Print the records below exactly as they appear.

* * * * * * *

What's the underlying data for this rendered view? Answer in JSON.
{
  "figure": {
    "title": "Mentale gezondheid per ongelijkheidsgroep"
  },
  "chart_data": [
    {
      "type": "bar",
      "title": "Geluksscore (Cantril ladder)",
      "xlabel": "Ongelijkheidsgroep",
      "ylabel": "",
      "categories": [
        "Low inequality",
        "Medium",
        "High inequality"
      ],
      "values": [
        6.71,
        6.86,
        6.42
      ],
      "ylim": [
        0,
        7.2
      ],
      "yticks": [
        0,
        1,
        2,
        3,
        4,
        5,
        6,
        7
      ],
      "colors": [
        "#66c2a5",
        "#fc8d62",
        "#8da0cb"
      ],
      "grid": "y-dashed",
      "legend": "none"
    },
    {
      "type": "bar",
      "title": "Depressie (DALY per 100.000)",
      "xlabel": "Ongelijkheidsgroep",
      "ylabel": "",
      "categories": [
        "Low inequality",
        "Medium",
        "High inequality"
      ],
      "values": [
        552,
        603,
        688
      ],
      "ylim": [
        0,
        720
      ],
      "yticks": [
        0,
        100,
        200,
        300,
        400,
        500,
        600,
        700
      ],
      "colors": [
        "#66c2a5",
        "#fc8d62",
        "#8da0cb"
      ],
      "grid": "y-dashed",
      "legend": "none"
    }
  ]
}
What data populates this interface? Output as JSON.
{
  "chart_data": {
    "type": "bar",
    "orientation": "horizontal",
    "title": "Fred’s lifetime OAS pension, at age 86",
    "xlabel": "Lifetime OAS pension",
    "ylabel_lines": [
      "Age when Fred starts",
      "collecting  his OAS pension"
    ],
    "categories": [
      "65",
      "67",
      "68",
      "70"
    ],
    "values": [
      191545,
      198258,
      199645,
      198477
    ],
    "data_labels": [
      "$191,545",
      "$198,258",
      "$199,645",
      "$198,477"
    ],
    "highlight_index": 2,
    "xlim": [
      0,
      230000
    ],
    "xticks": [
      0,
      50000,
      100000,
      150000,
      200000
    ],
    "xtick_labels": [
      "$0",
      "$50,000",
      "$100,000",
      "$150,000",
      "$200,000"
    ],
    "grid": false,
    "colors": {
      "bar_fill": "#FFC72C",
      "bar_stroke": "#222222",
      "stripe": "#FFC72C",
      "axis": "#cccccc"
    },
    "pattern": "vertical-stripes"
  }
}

* * * * * * *

» OUTPUT FOR THIS TASK
What's the underlying data for this rendered view? Answer in JSON.
{
  "figure": {
    "title": "Mentale gezondheid per ongelijkheidsgroep"
  },
  "chart_data": [
    {
      "type": "bar",
      "title": "Geluksscore (Cantril ladder)",
      "xlabel": "Ongelijkheidsgroep",
      "ylabel": "",
      "categories": [
        "Low inequality",
        "Medium",
        "High inequality"
      ],
      "values": [
        6.71,
        6.86,
        6.42
      ],
      "ylim": [
        0,
        7.2
      ],
      "yticks": [
        0,
        1,
        2,
        3,
        4,
        5,
        6,
        7
      ],
      "colors": [
        "#66c2a5",
        "#fc8d62",
        "#8da0cb"
      ],
      "grid": "y-dashed",
      "legend": "none"
    },
    {
      "type": "bar",
      "title": "Depressie (DALY per 100.000)",
      "xlabel": "Ongelijkheidsgroep",
      "ylabel": "",
      "categories": [
        "Low inequality",
        "Medium",
        "High inequality"
      ],
      "values": [
        552,
        603,
        688
      ],
      "ylim": [
        0,
        720
      ],
      "yticks": [
        0,
        100,
        200,
        300,
        400,
        500,
        600,
        700
      ],
      "colors": [
        "#66c2a5",
        "#fc8d62",
        "#8da0cb"
      ],
      "grid": "y-dashed",
      "legend": "none"
    }
  ]
}
What data populates this interface? Output as JSON.
{
  "chart_data": {
    "type": "bar",
    "orientation": "horizontal",
    "title": "Fred’s lifetime OAS pension, at age 86",
    "xlabel": "Lifetime OAS pension",
    "ylabel_lines": [
      "Age when Fred starts",
      "collecting  his OAS pension"
    ],
    "categories": [
      "65",
      "67",
      "68",
      "70"
    ],
    "values": [
      191545,
      198258,
      199645,
      198477
    ],
    "data_labels": [
      "$191,545",
      "$198,258",
      "$199,645",
      "$198,477"
    ],
    "highlight_index": 2,
    "xlim": [
      0,
      230000
    ],
    "xticks": [
      0,
      50000,
      100000,
      150000,
      200000
    ],
    "xtick_labels": [
      "$0",
      "$50,000",
      "$100,000",
      "$150,000",
      "$200,000"
    ],
    "grid": false,
    "colors": {
      "bar_fill": "#FFC72C",
      "bar_stroke": "#222222",
      "stripe": "#FFC72C",
      "axis": "#cccccc"
    },
    "pattern": "vertical-stripes"
  }
}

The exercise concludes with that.